START

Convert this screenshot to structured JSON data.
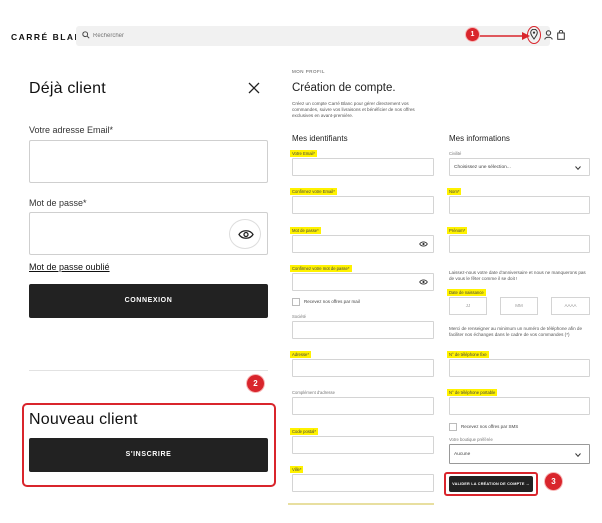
{
  "header": {
    "logo": "CARRÉ BLANC",
    "search_placeholder": "Rechercher"
  },
  "markers": [
    "1",
    "2",
    "3"
  ],
  "login": {
    "title": "Déjà client",
    "email_label": "Votre adresse Email*",
    "password_label": "Mot de passe*",
    "forgot_link": "Mot de passe oublié",
    "submit": "CONNEXION"
  },
  "signup_cta": {
    "title": "Nouveau client",
    "button": "S'INSCRIRE"
  },
  "register": {
    "breadcrumb": "MON PROFIL",
    "title": "Création de compte.",
    "intro": "Créez un compte Carré Blanc pour gérer directement vos commandes, suivre vos livraisons et bénéficier de nos offres exclusives en avant-première.",
    "left_section": "Mes identifiants",
    "right_section": "Mes informations",
    "fields_left": {
      "email": "Votre Email*",
      "email_confirm": "Confirmez votre Email*",
      "password": "Mot de passe*",
      "password_confirm": "Confirmez votre mot de passe*",
      "newsletter": "Recevez nos offres par mail",
      "company": "Société",
      "address": "Adresse*",
      "address_more": "Complément d'adresse",
      "zip": "Code postal*",
      "city": "Ville*"
    },
    "fields_right": {
      "civility_label": "Civilité",
      "civility_value": "Choisissez une sélection...",
      "lastname": "Nom*",
      "firstname": "Prénom*",
      "birthday_text": "Laissez-nous votre date d'anniversaire et nous ne manquerons pas de vous le fêter comme il se doit !",
      "birthday_label": "Date de naissance",
      "day": "JJ",
      "month": "MM",
      "year": "AAAA",
      "phone_text": "Merci de renseigner au minimum un numéro de téléphone afin de faciliter nos échanges dans le cadre de vos commandes (*)",
      "phone_fixed": "N° de téléphone fixe",
      "phone_mobile": "N° de téléphone portable",
      "sms": "Recevez nos offres par SMS",
      "store_label": "Votre boutique préférée",
      "store_value": "Aucune",
      "submit": "VALIDER LA CRÉATION DE COMPTE →"
    }
  },
  "colors": {
    "accent_red": "#d9252c",
    "highlight": "#fff200",
    "dark_button": "#222222"
  }
}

END

# Task to carry out:
Write out the whole listing again, exactly, with no pictures.

# Answer below:
Convert this screenshot to structured JSON data.
{
  "header": {
    "logo": "CARRÉ BLANC",
    "search_placeholder": "Rechercher"
  },
  "markers": [
    "1",
    "2",
    "3"
  ],
  "login": {
    "title": "Déjà client",
    "email_label": "Votre adresse Email*",
    "password_label": "Mot de passe*",
    "forgot_link": "Mot de passe oublié",
    "submit": "CONNEXION"
  },
  "signup_cta": {
    "title": "Nouveau client",
    "button": "S'INSCRIRE"
  },
  "register": {
    "breadcrumb": "MON PROFIL",
    "title": "Création de compte.",
    "intro": "Créez un compte Carré Blanc pour gérer directement vos commandes, suivre vos livraisons et bénéficier de nos offres exclusives en avant-première.",
    "left_section": "Mes identifiants",
    "right_section": "Mes informations",
    "fields_left": {
      "email": "Votre Email*",
      "email_confirm": "Confirmez votre Email*",
      "password": "Mot de passe*",
      "password_confirm": "Confirmez votre mot de passe*",
      "newsletter": "Recevez nos offres par mail",
      "company": "Société",
      "address": "Adresse*",
      "address_more": "Complément d'adresse",
      "zip": "Code postal*",
      "city": "Ville*"
    },
    "fields_right": {
      "civility_label": "Civilité",
      "civility_value": "Choisissez une sélection...",
      "lastname": "Nom*",
      "firstname": "Prénom*",
      "birthday_text": "Laissez-nous votre date d'anniversaire et nous ne manquerons pas de vous le fêter comme il se doit !",
      "birthday_label": "Date de naissance",
      "day": "JJ",
      "month": "MM",
      "year": "AAAA",
      "phone_text": "Merci de renseigner au minimum un numéro de téléphone afin de faciliter nos échanges dans le cadre de vos commandes (*)",
      "phone_fixed": "N° de téléphone fixe",
      "phone_mobile": "N° de téléphone portable",
      "sms": "Recevez nos offres par SMS",
      "store_label": "Votre boutique préférée",
      "store_value": "Aucune",
      "submit": "VALIDER LA CRÉATION DE COMPTE →"
    }
  },
  "colors": {
    "accent_red": "#d9252c",
    "highlight": "#fff200",
    "dark_button": "#222222"
  }
}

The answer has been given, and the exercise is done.